◆ Aim of the exercise:
Go through the listing and copy every line word for word.
══════════════════════════════
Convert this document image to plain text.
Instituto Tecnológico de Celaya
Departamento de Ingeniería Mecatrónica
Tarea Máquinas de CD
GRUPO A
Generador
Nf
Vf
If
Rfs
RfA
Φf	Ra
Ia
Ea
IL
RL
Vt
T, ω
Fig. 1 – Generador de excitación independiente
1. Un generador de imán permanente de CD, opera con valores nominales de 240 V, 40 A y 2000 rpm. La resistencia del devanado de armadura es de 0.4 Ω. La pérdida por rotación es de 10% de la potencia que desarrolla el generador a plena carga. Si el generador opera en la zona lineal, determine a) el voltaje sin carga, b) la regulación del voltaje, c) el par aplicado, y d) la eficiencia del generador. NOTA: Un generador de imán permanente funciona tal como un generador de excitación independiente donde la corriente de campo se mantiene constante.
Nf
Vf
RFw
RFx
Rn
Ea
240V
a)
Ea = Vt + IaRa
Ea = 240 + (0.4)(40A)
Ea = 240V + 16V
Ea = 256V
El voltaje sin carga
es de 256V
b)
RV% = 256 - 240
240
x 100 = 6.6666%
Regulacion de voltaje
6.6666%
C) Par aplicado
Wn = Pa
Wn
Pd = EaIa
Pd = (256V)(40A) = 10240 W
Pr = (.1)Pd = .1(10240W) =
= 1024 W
══════════════════════════════
◆ Solution to this task:
Convert this document image to plain text.
Instituto Tecnológico de Celaya
Departamento de Ingeniería Mecatrónica
Tarea Máquinas de CD
GRUPO A
Generador
Nf
Vf
If
Rfs
RfA
Φf	Ra
Ia
Ea
IL
RL
Vt
T, ω
Fig. 1 – Generador de excitación independiente
1. Un generador de imán permanente de CD, opera con valores nominales de 240 V, 40 A y 2000 rpm. La resistencia del devanado de armadura es de 0.4 Ω. La pérdida por rotación es de 10% de la potencia que desarrolla el generador a plena carga. Si el generador opera en la zona lineal, determine a) el voltaje sin carga, b) la regulación del voltaje, c) el par aplicado, y d) la eficiencia del generador. NOTA: Un generador de imán permanente funciona tal como un generador de excitación independiente donde la corriente de campo se mantiene constante.
Nf
Vf
RFw
RFx
Rn
Ea
240V
a)
Ea = Vt + IaRa
Ea = 240 + (0.4)(40A)
Ea = 240V + 16V
Ea = 256V
El voltaje sin carga
es de 256V
b)
RV% = 256 - 240
240
x 100 = 6.6666%
Regulacion de voltaje
6.6666%
C) Par aplicado
Wn = Pa
Wn
Pd = EaIa
Pd = (256V)(40A) = 10240 W
Pr = (.1)Pd = .1(10240W) =
= 1024 W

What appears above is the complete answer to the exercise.